**Things to do:**
**1)** List every book the excerpt on sexual humiliation and la Malinche names by title, each with its year of publication.
**2)** According to the excerpt on sexual humiliation and la Malinche, why is Malinche condemned when the indigenous leaders who also opened their doors to Cortés are not? Answer in one to three sentences.
**3)** Pick up the excerpt on sexual humiliation and la Malinche after its final sentence and keep writing.

**Source extract:**
=====
That is when a significant asymmetry emerges: why couldn’t Paulina sexually violate her old rapist? That is, why would that apparent act of violence, in another heterosexual coitus, not result in humiliation for him while it would cause a new humiliation for her?

In my novel La reina de América (The Queen of America, 2001) when the protagonist manages to avenge herself against her rapist, now vested with the power of a new economic position, she hires men who kidnap her rapist and, each in turn, violate him in a forcibly homosexual relation while she witnesses the scene, as in a theater, the violence of her revenge. Why could it not be her who personally humiliated her aggressor practicing her own heterosexuality? Why is this impossible? Is it part of the ethico-patriarchal language that the victim must preserve in order to avenge herself? Do both moral violence and dignity, then, derive from the codes established by the masculine sex itself (or by the system of production to which the patriarchy responds, which is to say, the agricultural and pre-industrial form of survival)?

Octavio Paz, improving in El laberinto de la soledad (The Labyrinth of Solitude, 1950) upon the production of his fellow countryman Samuel Ramos (El perfil del hombre en la cultura de México, 1934), understands that “the one who pentrates” offends, conquers. “To be opened” (to be “chingado,” “torn open”), to be exposed is a form of defeat and humiliation. It is manly to not be “torn open.” “To be opened” signifies a betrayal. The “gash” is the feminine wound that does not heal. Jean-Paul Sartre himself saw the feminine body as carrier of an opening.

Opposite the virginity of María (Guadalupe), is the other supposed Mexican mother: la Malinche, “la chingada.” From a psychoanalytic point of view, they are comparable – only in masculine psychology, carrier of dominant values? – Mexican territory which is conquered, penetrated by the white conqueror, with Marina, la Malinche who opens her body.  (The conqueror who climbs the mountain or sets foot on the Moon, both substitutes for the feminine, does not only raise a flag; he drives in a stake, a phallus.) Malinche does not do anything very different from the indigenous leaders who opened their doors to the white-skinned barbarian, Hernán Cortés. Malinche had more reason to detest the local power of the time, but her sex condemns her: the sexual conquest of the woman, of the mother, is an offensive penetration. The betrayal of the other masculine chiefs – let’s forget that they were tribes subject to another empire, the Aztec – is forgotten, does not hurt as much, does not signify a moral wound.
=====
**Data under study:**
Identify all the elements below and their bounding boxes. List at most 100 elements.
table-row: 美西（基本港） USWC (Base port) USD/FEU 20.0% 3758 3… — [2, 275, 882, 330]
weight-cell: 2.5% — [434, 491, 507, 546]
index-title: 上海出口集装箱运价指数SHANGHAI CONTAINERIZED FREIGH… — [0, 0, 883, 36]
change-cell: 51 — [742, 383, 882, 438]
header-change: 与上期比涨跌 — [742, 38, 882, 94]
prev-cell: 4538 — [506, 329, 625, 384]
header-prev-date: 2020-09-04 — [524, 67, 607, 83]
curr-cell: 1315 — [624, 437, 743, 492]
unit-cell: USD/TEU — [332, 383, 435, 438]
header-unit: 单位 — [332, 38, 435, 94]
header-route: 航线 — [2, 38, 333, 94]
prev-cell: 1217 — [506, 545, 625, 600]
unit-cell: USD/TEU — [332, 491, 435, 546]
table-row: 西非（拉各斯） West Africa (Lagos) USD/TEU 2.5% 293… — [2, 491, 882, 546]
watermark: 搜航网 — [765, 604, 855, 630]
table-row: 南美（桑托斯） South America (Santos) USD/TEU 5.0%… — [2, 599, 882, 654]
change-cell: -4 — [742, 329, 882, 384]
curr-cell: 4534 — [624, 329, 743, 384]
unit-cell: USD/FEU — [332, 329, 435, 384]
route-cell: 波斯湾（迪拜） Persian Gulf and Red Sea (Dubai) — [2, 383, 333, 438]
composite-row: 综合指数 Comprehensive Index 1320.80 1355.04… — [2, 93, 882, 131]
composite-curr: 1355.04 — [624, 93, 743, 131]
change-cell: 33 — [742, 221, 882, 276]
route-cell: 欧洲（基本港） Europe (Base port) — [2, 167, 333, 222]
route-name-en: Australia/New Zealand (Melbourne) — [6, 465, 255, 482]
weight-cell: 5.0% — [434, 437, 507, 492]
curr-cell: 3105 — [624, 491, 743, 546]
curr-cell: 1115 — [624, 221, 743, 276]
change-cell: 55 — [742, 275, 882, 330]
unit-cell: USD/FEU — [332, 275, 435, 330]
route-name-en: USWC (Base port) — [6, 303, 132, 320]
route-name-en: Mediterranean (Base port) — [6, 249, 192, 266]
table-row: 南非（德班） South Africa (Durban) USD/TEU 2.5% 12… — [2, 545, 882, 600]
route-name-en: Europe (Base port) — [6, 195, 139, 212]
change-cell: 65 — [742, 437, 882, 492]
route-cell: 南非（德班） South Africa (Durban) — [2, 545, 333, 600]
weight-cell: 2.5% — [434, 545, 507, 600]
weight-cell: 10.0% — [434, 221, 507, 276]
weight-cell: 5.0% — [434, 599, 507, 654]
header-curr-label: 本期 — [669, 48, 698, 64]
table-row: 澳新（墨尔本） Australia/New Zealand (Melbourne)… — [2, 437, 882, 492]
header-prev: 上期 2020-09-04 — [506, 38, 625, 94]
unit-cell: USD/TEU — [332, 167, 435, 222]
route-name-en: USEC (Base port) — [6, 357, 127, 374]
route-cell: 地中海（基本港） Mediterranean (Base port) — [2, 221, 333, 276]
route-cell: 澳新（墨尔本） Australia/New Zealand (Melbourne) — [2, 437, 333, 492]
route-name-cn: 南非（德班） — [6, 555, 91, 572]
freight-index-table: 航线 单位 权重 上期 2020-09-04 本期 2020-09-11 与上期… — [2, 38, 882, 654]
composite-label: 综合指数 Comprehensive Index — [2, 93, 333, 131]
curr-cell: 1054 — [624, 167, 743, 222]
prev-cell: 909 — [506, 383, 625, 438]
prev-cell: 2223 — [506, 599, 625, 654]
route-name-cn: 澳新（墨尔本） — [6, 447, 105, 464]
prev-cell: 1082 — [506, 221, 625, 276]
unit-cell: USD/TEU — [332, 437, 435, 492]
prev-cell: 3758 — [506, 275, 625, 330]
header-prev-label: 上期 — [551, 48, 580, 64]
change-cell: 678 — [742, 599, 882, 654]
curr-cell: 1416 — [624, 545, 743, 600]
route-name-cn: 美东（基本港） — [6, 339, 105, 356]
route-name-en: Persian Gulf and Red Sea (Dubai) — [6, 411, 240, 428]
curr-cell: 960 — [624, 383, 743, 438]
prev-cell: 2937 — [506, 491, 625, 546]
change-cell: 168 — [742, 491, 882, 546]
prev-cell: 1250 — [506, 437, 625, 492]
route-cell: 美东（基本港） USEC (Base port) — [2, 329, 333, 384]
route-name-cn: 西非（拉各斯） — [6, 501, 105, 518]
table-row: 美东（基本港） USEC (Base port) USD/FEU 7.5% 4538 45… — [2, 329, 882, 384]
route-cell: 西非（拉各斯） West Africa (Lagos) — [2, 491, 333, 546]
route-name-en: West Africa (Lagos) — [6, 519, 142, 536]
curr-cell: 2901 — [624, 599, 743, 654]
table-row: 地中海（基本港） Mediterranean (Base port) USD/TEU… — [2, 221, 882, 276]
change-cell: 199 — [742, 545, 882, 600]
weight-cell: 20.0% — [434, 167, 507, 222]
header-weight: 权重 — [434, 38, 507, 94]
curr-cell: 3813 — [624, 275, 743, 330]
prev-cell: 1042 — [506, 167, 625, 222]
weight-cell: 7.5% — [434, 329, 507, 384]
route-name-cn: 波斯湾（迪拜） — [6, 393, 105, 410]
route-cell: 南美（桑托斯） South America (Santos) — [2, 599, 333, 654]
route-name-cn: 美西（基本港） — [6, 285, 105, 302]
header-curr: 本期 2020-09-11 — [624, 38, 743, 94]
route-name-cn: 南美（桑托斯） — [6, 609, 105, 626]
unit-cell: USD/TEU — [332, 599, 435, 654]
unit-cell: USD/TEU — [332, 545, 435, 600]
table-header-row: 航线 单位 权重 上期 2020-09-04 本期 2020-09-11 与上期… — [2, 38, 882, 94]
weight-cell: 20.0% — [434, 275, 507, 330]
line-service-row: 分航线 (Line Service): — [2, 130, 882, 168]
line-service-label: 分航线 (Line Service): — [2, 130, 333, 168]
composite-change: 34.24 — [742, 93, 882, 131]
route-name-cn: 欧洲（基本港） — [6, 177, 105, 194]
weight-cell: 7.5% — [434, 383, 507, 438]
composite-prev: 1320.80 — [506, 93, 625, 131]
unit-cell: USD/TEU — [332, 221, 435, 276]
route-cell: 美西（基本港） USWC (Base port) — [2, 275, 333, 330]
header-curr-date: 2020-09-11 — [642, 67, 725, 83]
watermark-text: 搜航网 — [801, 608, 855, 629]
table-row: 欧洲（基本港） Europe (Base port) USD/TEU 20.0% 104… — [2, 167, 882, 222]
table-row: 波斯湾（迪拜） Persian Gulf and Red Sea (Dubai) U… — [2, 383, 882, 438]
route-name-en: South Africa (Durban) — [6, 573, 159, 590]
=====
**Solved problems:**
**1)**
- La reina de América (The Queen of America), 2001
- El laberinto de la soledad (The Labyrinth of Solitude), 1950
- El perfil del hombre en la cultura de México, 1934

**2)** Her sex condemns her, because the sexual conquest of the woman, of the mother, is treated as an offensive penetration. The betrayal by the male chiefs is forgotten and does not count as a moral wound.

**3)**
But it is a colonial wound. Patriarchy is not a particularity of the old base communities in pre-Colombian America. Rather, it is a European system and incipiently a system of the Aztec and Incan imperial upper echelon. But not of the lower strata of these empires where woman and the myths of fertility – not of virginity – predominated. The appearance of the indian virgin to the indian Juan Diego takes place on the hill that before had belonged to worship of the goddess Tonantzin, “our mother,” goddess of fertility among the Aztecs.

Now, back to the present from this anthropological limit, which establishes the relativity of moral values, there are absolute elements: both the victim and the victimizer recognize an act of rape: violence is an absolute value and one that the stronger decides to exercise over the weaker. This is easily defined as an immoral act. There are no doubts about its present value. Speculation, questioning about how those values are formed, those codes throughout human history pertain to speculative thought. They help us to understand the why of a human relationship, of certain moral values; but they are absolutely unnecessary at the moment of recognizing what is a violation of human rights and what is not. For this reason, criminals are not forgiven by human justice – the only justice that depends on us, the only justice we are obligated to comprehend and demand.